**TASK STATEMENT:** Every record must be repeated exactly; omit any pictures they contain.

**ENTRIES SUPPLIED:**

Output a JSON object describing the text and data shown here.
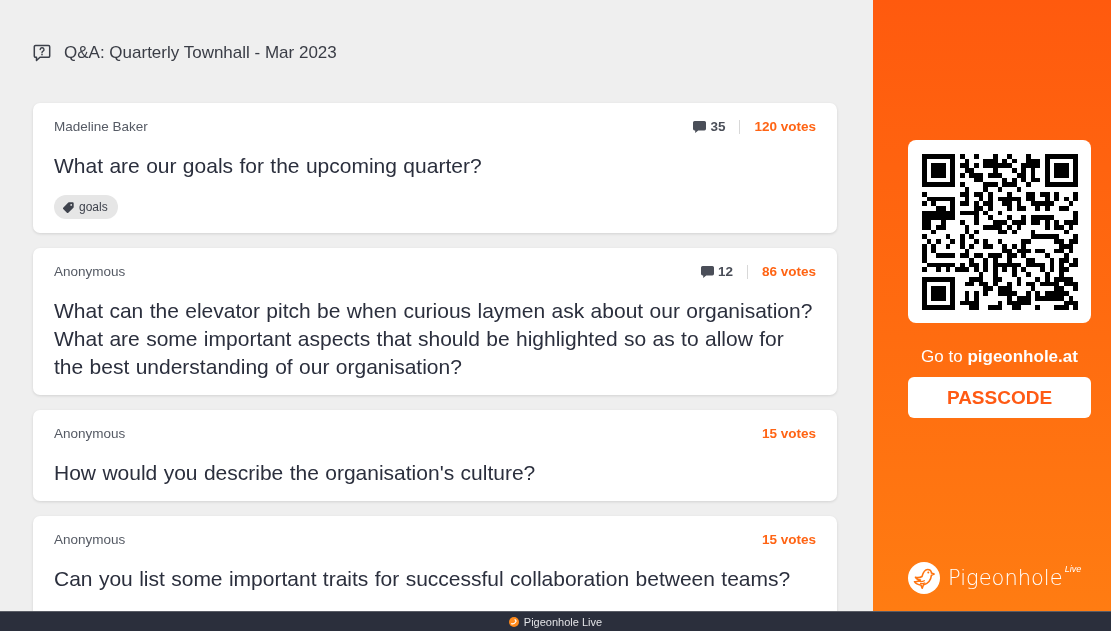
{
  "header": {
    "title": "Q&A: Quarterly Townhall - Mar 2023"
  },
  "questions": [
    {
      "author": "Madeline Baker",
      "comments": "35",
      "votes": "120 votes",
      "text": "What are our goals for the upcoming quarter?",
      "tags": [
        {
          "label": "goals"
        }
      ]
    },
    {
      "author": "Anonymous",
      "comments": "12",
      "votes": "86 votes",
      "text": "What can the elevator pitch be when curious laymen ask about our organisation? What are some important aspects that should be highlighted so as to allow for the best understanding of our organisation?"
    },
    {
      "author": "Anonymous",
      "votes": "15 votes",
      "text": "How would you describe the organisation's culture?"
    },
    {
      "author": "Anonymous",
      "votes": "15 votes",
      "text": "Can you list some important traits for successful collaboration between teams?"
    }
  ],
  "join_panel": {
    "instruction": "Go to **pigeonhole.at**",
    "passcode": "PASSCODE",
    "logo": {
      "name": "Pigeonhole",
      "badge": "Live"
    }
  },
  "footer": {
    "label": "Pigeonhole Live"
  }
}
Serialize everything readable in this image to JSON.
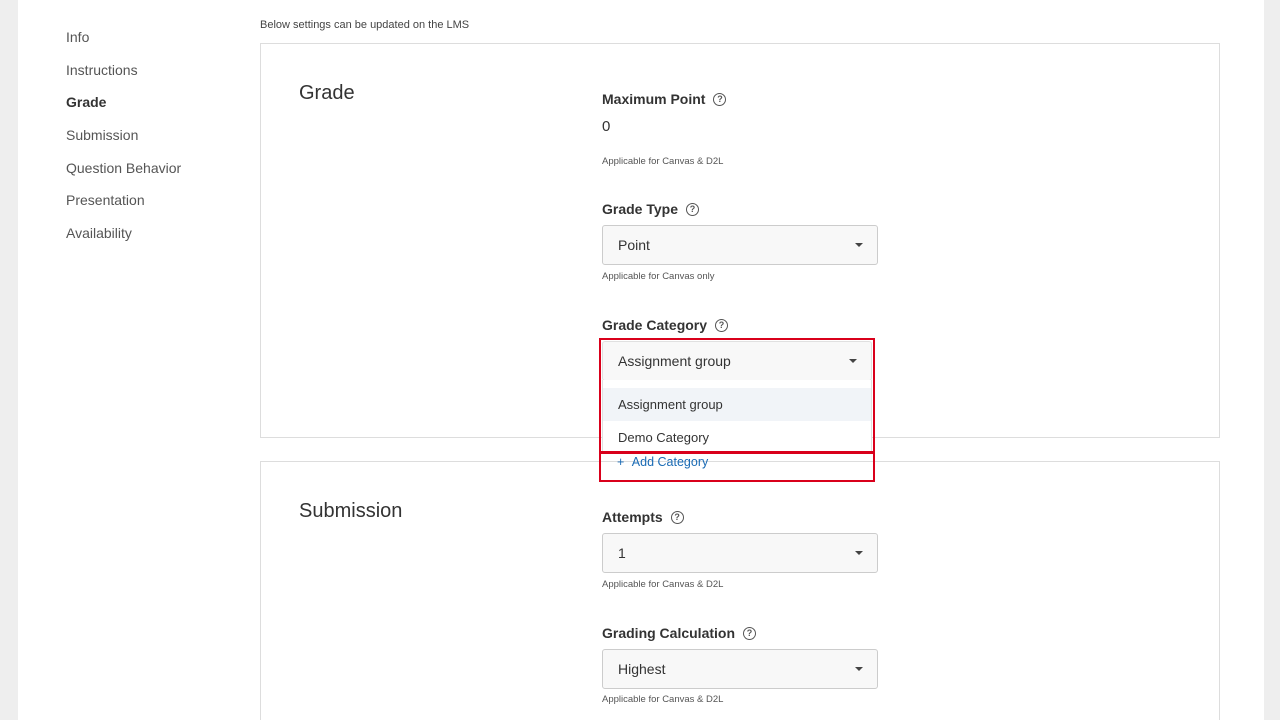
{
  "sidebar": {
    "items": [
      {
        "label": "Info"
      },
      {
        "label": "Instructions"
      },
      {
        "label": "Grade"
      },
      {
        "label": "Submission"
      },
      {
        "label": "Question Behavior"
      },
      {
        "label": "Presentation"
      },
      {
        "label": "Availability"
      }
    ],
    "active": "Grade"
  },
  "top_note": "Below settings can be updated on the LMS",
  "grade": {
    "title": "Grade",
    "max_point": {
      "label": "Maximum Point",
      "value": "0",
      "hint": "Applicable for Canvas & D2L"
    },
    "grade_type": {
      "label": "Grade Type",
      "value": "Point",
      "hint": "Applicable for Canvas only"
    },
    "grade_category": {
      "label": "Grade Category",
      "value": "Assignment group",
      "options": [
        "Assignment group",
        "Demo Category"
      ],
      "add_label": "Add Category",
      "add_icon": "+"
    }
  },
  "submission": {
    "title": "Submission",
    "attempts": {
      "label": "Attempts",
      "value": "1",
      "hint": "Applicable for Canvas & D2L"
    },
    "grading_calc": {
      "label": "Grading Calculation",
      "value": "Highest",
      "hint": "Applicable for Canvas & D2L"
    }
  },
  "icons": {
    "help": "?"
  },
  "colors": {
    "highlight": "#d9001b",
    "link": "#1a6bb5"
  }
}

**FINISHED ANSWER:**
Output a JSON object describing the text and data shown here.
{
  "header": {
    "title": "Q&A: Quarterly Townhall - Mar 2023"
  },
  "questions": [
    {
      "author": "Madeline Baker",
      "comments": "35",
      "votes": "120 votes",
      "text": "What are our goals for the upcoming quarter?",
      "tags": [
        {
          "label": "goals"
        }
      ]
    },
    {
      "author": "Anonymous",
      "comments": "12",
      "votes": "86 votes",
      "text": "What can the elevator pitch be when curious laymen ask about our organisation? What are some important aspects that should be highlighted so as to allow for the best understanding of our organisation?"
    },
    {
      "author": "Anonymous",
      "votes": "15 votes",
      "text": "How would you describe the organisation's culture?"
    },
    {
      "author": "Anonymous",
      "votes": "15 votes",
      "text": "Can you list some important traits for successful collaboration between teams?"
    }
  ],
  "join_panel": {
    "instruction": "Go to **pigeonhole.at**",
    "passcode": "PASSCODE",
    "logo": {
      "name": "Pigeonhole",
      "badge": "Live"
    }
  },
  "footer": {
    "label": "Pigeonhole Live"
  }
}
Serialize everything readable in this image to JSON.
{
  "sidebar": {
    "items": [
      {
        "label": "Info"
      },
      {
        "label": "Instructions"
      },
      {
        "label": "Grade"
      },
      {
        "label": "Submission"
      },
      {
        "label": "Question Behavior"
      },
      {
        "label": "Presentation"
      },
      {
        "label": "Availability"
      }
    ],
    "active": "Grade"
  },
  "top_note": "Below settings can be updated on the LMS",
  "grade": {
    "title": "Grade",
    "max_point": {
      "label": "Maximum Point",
      "value": "0",
      "hint": "Applicable for Canvas & D2L"
    },
    "grade_type": {
      "label": "Grade Type",
      "value": "Point",
      "hint": "Applicable for Canvas only"
    },
    "grade_category": {
      "label": "Grade Category",
      "value": "Assignment group",
      "options": [
        "Assignment group",
        "Demo Category"
      ],
      "add_label": "Add Category",
      "add_icon": "+"
    }
  },
  "submission": {
    "title": "Submission",
    "attempts": {
      "label": "Attempts",
      "value": "1",
      "hint": "Applicable for Canvas & D2L"
    },
    "grading_calc": {
      "label": "Grading Calculation",
      "value": "Highest",
      "hint": "Applicable for Canvas & D2L"
    }
  },
  "icons": {
    "help": "?"
  },
  "colors": {
    "highlight": "#d9001b",
    "link": "#1a6bb5"
  }
}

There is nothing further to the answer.